Text extract
--*--

Nygaard: The second thing that we don't know is, unlike other big policy positions like Supreme… actually, almost everything, except for these reserve bank presidents, we don't get a long list or a short list. Many United States presidents when making nominations, whether it's in judiciary or even at the Board sometimes, they'll give some kind of indication of the type of person or sometimes they'll even put out explicitly a list of people. And so we don't have that. And many people have called for something like that. And so the reserve bank board of directors hire at least one, sometimes two outside executive search firms. And we don't know much about their collaboration. We don't know really anything about that, except for they make public that they have teamed up with somebody.

Nygaard: And then the reserve bank board of directors, those that can vote, once they have come down to their preferred candidate, they send it to Washington, to the Board of Governors and the Governors gives a thumbs up or a thumbs down on that. Now, this comes to kind of a third piece of information that we don't know, and that is, we don't know what that process looks like formally and we don't know what it looks like from on a case by case basis. And so my understanding is that most of the time, the Board of Governors doesn't have a strong opinion and they pretty much give a thumbs up to whoever the Board of directors sends to them. Although, and the Williams example is, and I don't have any inside information, this is just from reporting about it, reporting shows that Powell had pretty strong feelings about wanting an economist in that third troika kind of position.

Nygaard: And so that we knew just from reporting, but we should know more about that process from just a disclosure transparency kind of set as is the Board of Governors involved in the long list? Are they involved in the short list? Are they involved in the interview process? Are they genuinely only involved in giving the very final sign off? And so the Board should publicly say what they will do in general. And then each time there is a process, they should document to what degree they stick within that framework.

--*--

Complete the following
a: Render the records as a numbered list, from their first line up to and including the line with "tab-label-line1: 其他单据: [924, 163, 989, 180]", leaving out blank lines.
b: Finish out the next part of the transcript about how reserve bank presidents are chosen.
The records have no connection to the text on how reserve bank presidents are selected.

--*--

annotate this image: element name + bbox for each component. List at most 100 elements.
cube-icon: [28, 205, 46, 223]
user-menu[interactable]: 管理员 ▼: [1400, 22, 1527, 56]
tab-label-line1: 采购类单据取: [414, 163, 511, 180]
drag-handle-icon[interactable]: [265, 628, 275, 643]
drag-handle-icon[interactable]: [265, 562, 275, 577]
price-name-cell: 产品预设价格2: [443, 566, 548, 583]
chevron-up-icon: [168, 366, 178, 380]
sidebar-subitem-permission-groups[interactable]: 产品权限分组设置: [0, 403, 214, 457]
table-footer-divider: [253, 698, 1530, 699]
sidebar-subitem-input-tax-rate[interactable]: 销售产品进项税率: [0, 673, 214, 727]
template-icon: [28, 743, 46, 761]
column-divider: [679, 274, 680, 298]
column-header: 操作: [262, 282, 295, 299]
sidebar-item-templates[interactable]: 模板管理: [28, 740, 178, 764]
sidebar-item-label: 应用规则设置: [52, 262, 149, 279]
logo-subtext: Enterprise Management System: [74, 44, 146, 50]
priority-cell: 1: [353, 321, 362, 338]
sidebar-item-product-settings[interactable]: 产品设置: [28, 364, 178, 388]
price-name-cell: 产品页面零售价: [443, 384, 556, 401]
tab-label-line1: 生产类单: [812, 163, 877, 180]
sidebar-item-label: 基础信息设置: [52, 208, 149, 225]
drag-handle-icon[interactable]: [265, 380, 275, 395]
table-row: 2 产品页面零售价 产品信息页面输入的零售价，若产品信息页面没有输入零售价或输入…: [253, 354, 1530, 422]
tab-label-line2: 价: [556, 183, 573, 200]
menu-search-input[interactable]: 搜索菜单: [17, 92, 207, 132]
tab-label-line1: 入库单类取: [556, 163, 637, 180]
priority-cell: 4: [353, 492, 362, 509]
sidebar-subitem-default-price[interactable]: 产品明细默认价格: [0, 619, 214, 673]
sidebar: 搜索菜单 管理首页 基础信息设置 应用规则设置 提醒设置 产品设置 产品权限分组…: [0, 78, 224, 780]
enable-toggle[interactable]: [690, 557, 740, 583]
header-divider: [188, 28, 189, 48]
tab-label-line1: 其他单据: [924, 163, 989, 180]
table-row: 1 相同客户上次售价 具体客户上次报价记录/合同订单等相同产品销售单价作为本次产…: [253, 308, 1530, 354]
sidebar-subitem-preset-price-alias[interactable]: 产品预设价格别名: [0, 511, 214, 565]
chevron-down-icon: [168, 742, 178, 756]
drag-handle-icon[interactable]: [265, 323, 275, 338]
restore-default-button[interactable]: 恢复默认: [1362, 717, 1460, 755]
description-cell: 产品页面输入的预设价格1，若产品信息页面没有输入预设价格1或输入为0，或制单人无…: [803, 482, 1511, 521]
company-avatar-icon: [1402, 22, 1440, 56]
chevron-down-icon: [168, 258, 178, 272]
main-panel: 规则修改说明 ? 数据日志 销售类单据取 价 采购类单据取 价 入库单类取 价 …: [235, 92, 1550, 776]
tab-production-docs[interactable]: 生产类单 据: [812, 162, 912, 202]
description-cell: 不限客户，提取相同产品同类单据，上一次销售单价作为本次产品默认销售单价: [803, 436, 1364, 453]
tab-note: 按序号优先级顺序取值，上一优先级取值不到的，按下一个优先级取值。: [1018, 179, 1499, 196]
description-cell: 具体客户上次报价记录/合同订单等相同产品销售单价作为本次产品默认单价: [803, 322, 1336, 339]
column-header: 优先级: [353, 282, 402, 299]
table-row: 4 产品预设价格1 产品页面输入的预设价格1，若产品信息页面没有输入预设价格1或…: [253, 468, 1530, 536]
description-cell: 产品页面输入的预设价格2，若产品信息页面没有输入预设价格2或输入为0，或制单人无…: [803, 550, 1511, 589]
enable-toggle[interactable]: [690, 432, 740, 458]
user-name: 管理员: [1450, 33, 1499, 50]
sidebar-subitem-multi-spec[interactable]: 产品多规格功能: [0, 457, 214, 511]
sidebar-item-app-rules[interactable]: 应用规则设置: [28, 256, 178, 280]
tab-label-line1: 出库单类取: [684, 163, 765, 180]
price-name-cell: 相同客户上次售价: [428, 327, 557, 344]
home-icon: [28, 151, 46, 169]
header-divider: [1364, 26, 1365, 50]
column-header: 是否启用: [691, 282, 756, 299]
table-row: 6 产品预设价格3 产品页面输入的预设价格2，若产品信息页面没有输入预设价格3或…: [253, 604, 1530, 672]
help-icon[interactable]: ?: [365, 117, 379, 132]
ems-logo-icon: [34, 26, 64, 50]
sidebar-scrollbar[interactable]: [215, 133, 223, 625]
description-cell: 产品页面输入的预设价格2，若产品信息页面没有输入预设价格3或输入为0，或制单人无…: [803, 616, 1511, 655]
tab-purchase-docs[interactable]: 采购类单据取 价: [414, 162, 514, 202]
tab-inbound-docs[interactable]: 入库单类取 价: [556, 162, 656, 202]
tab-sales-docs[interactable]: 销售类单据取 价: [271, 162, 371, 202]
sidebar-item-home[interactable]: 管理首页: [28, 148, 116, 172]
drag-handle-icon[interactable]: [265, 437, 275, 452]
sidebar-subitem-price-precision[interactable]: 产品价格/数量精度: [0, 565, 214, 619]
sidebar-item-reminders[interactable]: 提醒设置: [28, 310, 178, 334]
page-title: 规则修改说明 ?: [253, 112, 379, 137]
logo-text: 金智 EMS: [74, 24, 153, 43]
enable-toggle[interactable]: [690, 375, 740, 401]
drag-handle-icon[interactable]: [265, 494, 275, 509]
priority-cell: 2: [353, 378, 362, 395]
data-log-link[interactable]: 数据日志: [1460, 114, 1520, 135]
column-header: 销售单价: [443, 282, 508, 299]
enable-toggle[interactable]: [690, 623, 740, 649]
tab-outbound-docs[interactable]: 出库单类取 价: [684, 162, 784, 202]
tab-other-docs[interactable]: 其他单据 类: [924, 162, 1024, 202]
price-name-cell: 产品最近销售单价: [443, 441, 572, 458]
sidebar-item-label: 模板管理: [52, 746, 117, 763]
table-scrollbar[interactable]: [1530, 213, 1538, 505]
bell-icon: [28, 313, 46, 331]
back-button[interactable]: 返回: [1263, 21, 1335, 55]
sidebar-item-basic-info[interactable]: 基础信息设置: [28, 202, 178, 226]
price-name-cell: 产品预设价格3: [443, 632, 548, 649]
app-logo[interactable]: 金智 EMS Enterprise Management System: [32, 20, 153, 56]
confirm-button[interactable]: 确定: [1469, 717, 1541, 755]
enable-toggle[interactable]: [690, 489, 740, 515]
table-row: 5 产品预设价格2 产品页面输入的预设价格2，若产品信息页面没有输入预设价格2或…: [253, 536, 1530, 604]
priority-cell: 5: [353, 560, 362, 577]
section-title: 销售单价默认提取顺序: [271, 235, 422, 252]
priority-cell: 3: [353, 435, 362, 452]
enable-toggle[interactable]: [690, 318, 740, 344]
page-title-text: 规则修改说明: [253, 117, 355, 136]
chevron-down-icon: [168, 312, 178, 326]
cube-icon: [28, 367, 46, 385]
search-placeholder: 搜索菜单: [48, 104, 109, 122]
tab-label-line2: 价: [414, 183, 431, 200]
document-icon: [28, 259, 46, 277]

--*--

Per-task outputs
a:
1. annotate this image: element name + bbox for each component. List at most 100 elements.
2. cube-icon: [28, 205, 46, 223]
3. user-menu[interactable]: 管理员 ▼: [1400, 22, 1527, 56]
4. tab-label-line1: 采购类单据取: [414, 163, 511, 180]
5. drag-handle-icon[interactable]: [265, 628, 275, 643]
6. drag-handle-icon[interactable]: [265, 562, 275, 577]
7. price-name-cell: 产品预设价格2: [443, 566, 548, 583]
8. chevron-up-icon: [168, 366, 178, 380]
9. sidebar-subitem-permission-groups[interactable]: 产品权限分组设置: [0, 403, 214, 457]
10. table-footer-divider: [253, 698, 1530, 699]
11. sidebar-subitem-input-tax-rate[interactable]: 销售产品进项税率: [0, 673, 214, 727]
12. template-icon: [28, 743, 46, 761]
13. column-divider: [679, 274, 680, 298]
14. column-header: 操作: [262, 282, 295, 299]
15. sidebar-item-templates[interactable]: 模板管理: [28, 740, 178, 764]
16. sidebar-item-label: 应用规则设置: [52, 262, 149, 279]
17. logo-subtext: Enterprise Management System: [74, 44, 146, 50]
18. priority-cell: 1: [353, 321, 362, 338]
19. sidebar-item-product-settings[interactable]: 产品设置: [28, 364, 178, 388]
20. price-name-cell: 产品页面零售价: [443, 384, 556, 401]
21. tab-label-line1: 生产类单: [812, 163, 877, 180]
22. sidebar-item-label: 基础信息设置: [52, 208, 149, 225]
23. drag-handle-icon[interactable]: [265, 380, 275, 395]
24. table-row: 2 产品页面零售价 产品信息页面输入的零售价，若产品信息页面没有输入零售价或输入…: [253, 354, 1530, 422]
25. tab-label-line2: 价: [556, 183, 573, 200]
26. menu-search-input[interactable]: 搜索菜单: [17, 92, 207, 132]
27. tab-label-line1: 入库单类取: [556, 163, 637, 180]
28. priority-cell: 4: [353, 492, 362, 509]
29. sidebar-subitem-default-price[interactable]: 产品明细默认价格: [0, 619, 214, 673]
30. sidebar: 搜索菜单 管理首页 基础信息设置 应用规则设置 提醒设置 产品设置 产品权限分组…: [0, 78, 224, 780]
31. enable-toggle[interactable]: [690, 557, 740, 583]
32. header-divider: [188, 28, 189, 48]
33. tab-label-line1: 其他单据: [924, 163, 989, 180]

b:
Beckworth: Yeah. So it's been my impression, I think you've kind of confirmed this is that when someone is decided upon, it's announced. We don't get names floated out there like you said, unlike say the Fed chairs, is it going to be Powell? Is it going to be a brainer? And then at least allows for our conversation like, well, this is the qualification for each person. So there's a public conversation that goes on. Even if we don't change the outcome, at least we get to air our feelings and our thoughts. Whereas with the president, it's one and done, this is who it is, this is who it will be. And going back, you mentioned Dodd-Frank, it was changed. And was this due in part to the New York Fed and its board? Because if I recall correctly, some of the big banks wronged the Board of the New York Fed and Tim Geitner in some cases was very generous, some of the bailouts. And so even if it was well intended, it didn't look very good from the outside.

Nygaard: Yeah. That is absolutely correct. That had to have been a huge part of the law. Interesting for Geitner having been that person, right? The one that brought on Lehman and Goldman onto the Board and something will have check to see which banks were truly there, but brought them on as to have their expertise and to get their advice, financial crisis giving direct assistance, having direct phone calls with them as rescuer rescue, and then also having conversations as director executive and then Geitner left to the White House and then helped write the law to change kind of how that looked. And in his memo he talks about that definitely not looking good. And it's beyond not looking good. I obviously don't have any evidence that there was any kind of collusion or any special interest given but it really easily could have been and going forward, it could be. And so that was an important thing. I think the law should have gone farther and there's a bunch of different ways that they could have done that. But yeah, that was a big part of it.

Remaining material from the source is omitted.